--- begin STORED ROWS ---

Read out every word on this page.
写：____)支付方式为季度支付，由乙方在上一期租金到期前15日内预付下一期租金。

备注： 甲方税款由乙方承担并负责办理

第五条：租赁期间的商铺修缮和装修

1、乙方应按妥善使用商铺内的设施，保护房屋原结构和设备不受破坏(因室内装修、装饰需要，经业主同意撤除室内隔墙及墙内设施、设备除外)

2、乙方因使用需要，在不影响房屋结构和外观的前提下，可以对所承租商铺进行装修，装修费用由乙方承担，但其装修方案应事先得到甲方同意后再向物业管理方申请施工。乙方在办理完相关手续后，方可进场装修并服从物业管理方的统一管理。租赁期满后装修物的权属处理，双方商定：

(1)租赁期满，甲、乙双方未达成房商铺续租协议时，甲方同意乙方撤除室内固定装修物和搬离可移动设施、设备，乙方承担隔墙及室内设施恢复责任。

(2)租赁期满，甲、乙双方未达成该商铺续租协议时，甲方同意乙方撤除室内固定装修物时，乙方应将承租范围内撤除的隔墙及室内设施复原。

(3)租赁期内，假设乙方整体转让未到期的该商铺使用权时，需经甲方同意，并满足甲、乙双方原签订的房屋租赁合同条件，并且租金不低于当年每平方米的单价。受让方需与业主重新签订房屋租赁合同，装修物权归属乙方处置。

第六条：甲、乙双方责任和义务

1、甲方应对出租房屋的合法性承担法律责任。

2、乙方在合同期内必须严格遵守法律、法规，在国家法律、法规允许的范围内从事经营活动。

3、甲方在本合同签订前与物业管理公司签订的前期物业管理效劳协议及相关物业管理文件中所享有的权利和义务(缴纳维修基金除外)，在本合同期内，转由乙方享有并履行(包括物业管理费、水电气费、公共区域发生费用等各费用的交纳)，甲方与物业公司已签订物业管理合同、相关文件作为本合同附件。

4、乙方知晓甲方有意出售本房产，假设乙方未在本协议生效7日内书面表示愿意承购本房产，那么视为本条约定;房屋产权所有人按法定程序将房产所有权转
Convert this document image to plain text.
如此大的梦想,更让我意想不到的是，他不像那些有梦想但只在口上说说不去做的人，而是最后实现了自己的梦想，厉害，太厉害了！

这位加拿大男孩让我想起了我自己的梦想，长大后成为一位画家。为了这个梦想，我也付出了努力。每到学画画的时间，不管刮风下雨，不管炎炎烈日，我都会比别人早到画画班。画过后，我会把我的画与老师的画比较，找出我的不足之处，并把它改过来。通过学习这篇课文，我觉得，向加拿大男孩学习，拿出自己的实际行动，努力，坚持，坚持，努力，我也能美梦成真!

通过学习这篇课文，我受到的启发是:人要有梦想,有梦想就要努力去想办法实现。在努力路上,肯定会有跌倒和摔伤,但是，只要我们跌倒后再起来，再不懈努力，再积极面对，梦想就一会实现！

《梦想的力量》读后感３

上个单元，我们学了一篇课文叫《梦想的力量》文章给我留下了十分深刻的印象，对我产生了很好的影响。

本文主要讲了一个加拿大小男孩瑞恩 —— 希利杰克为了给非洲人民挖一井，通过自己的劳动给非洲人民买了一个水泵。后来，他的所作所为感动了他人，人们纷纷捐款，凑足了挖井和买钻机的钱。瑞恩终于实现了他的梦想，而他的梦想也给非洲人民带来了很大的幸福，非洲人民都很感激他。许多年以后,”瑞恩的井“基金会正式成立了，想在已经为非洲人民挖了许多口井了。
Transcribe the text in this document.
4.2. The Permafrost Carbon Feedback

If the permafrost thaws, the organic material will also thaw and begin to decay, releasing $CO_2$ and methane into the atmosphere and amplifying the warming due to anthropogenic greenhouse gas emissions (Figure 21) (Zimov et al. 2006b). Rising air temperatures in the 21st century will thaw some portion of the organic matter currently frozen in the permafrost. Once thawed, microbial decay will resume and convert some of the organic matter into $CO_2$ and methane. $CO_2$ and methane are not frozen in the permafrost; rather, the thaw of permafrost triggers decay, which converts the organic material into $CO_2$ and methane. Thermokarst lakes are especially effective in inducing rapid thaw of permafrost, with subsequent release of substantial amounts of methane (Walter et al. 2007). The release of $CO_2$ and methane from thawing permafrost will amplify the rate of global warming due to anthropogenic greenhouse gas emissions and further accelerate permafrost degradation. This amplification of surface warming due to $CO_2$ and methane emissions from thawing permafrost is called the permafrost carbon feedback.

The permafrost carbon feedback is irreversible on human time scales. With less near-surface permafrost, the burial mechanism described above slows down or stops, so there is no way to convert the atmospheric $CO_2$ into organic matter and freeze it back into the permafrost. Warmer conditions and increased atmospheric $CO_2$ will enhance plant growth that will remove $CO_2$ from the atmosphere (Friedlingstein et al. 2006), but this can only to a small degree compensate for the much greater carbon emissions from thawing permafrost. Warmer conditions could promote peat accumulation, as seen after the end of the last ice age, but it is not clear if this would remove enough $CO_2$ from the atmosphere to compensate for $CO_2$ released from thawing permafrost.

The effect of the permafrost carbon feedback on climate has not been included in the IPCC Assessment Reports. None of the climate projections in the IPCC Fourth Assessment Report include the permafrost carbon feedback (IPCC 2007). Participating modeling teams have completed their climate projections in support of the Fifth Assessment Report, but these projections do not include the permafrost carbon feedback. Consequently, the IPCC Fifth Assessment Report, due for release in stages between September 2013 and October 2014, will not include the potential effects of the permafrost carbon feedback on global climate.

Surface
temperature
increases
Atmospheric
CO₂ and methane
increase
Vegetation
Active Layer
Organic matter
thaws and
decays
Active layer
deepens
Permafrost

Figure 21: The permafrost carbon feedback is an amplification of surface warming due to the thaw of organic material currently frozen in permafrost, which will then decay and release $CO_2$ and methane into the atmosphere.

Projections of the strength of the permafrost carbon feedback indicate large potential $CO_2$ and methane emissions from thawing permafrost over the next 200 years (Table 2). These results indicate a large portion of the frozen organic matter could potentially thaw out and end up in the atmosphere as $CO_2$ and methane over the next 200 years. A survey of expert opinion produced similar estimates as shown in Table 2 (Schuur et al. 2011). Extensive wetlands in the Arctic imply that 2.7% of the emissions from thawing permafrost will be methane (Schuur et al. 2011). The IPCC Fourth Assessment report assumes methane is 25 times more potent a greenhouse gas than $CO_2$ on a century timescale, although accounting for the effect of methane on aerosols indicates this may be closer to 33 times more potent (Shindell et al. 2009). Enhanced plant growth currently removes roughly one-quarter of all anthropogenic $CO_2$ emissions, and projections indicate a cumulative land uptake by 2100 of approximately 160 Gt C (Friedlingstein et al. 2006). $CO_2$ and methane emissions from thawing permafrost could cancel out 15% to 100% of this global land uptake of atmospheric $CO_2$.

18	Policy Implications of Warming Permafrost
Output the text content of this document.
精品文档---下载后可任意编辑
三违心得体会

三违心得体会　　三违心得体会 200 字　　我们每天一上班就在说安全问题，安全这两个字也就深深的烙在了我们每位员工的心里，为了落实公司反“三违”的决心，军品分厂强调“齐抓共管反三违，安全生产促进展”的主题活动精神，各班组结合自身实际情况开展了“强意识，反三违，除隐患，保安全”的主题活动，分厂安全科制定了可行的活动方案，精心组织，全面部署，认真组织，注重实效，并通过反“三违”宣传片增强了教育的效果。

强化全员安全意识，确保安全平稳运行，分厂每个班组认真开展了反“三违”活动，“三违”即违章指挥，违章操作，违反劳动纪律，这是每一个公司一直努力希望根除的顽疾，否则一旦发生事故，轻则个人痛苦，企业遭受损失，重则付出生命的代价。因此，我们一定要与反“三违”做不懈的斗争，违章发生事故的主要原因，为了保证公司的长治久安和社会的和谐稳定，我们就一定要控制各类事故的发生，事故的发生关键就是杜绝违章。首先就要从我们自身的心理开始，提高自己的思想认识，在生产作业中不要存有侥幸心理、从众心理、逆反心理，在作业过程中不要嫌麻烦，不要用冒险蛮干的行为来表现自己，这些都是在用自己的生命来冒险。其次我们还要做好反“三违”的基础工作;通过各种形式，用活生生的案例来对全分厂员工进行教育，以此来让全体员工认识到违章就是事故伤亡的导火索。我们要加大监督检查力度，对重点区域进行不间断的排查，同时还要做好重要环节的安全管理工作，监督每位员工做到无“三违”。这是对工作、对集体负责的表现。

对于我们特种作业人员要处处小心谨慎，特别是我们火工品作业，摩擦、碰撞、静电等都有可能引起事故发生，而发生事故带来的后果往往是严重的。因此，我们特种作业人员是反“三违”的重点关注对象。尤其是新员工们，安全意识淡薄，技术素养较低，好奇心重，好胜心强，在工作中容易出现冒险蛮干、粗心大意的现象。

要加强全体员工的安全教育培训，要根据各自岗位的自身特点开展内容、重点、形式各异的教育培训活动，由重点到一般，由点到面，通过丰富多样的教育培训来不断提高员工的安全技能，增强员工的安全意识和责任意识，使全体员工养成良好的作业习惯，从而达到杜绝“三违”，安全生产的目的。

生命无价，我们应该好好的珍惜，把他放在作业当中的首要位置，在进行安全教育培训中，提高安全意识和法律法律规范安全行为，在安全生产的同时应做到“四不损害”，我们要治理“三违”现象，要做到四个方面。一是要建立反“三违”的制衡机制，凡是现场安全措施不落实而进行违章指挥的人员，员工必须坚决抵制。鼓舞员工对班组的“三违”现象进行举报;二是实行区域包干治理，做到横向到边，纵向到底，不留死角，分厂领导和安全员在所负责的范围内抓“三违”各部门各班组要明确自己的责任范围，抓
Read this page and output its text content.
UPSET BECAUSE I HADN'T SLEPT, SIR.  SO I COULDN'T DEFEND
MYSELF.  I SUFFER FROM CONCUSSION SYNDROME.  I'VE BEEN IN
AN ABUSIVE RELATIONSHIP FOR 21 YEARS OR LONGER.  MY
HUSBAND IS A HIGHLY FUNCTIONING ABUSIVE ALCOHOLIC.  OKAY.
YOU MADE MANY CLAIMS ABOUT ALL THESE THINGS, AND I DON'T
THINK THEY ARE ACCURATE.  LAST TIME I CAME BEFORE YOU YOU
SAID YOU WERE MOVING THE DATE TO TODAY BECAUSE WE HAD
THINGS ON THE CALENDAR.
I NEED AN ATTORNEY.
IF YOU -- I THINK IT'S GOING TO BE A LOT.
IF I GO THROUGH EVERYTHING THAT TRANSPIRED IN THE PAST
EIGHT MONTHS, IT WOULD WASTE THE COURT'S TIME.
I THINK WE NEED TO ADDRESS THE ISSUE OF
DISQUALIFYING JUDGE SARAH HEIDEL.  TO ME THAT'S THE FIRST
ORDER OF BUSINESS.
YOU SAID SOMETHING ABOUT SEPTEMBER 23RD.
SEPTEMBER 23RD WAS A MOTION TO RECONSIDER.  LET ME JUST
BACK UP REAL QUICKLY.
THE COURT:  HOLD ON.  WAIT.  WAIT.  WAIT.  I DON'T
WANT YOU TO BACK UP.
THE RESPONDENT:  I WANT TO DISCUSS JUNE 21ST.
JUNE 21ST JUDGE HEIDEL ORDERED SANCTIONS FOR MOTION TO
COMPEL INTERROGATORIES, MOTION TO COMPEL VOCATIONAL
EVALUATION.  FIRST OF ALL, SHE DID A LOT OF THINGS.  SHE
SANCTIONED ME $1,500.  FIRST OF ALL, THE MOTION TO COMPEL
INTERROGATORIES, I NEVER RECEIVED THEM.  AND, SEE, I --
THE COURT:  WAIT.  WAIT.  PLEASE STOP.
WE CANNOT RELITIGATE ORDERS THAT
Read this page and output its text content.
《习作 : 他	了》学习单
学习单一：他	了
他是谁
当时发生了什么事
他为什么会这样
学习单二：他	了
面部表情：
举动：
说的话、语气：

--- end STORED ROWS ---

- [WHAT YOU SHOULD DO]:
Return each line in the records that holds the string "WAIT".

- [REPLY]:
THE COURT:  HOLD ON.  WAIT.  WAIT.  WAIT.  I DON'T
THE COURT:  WAIT.  WAIT.  PLEASE STOP.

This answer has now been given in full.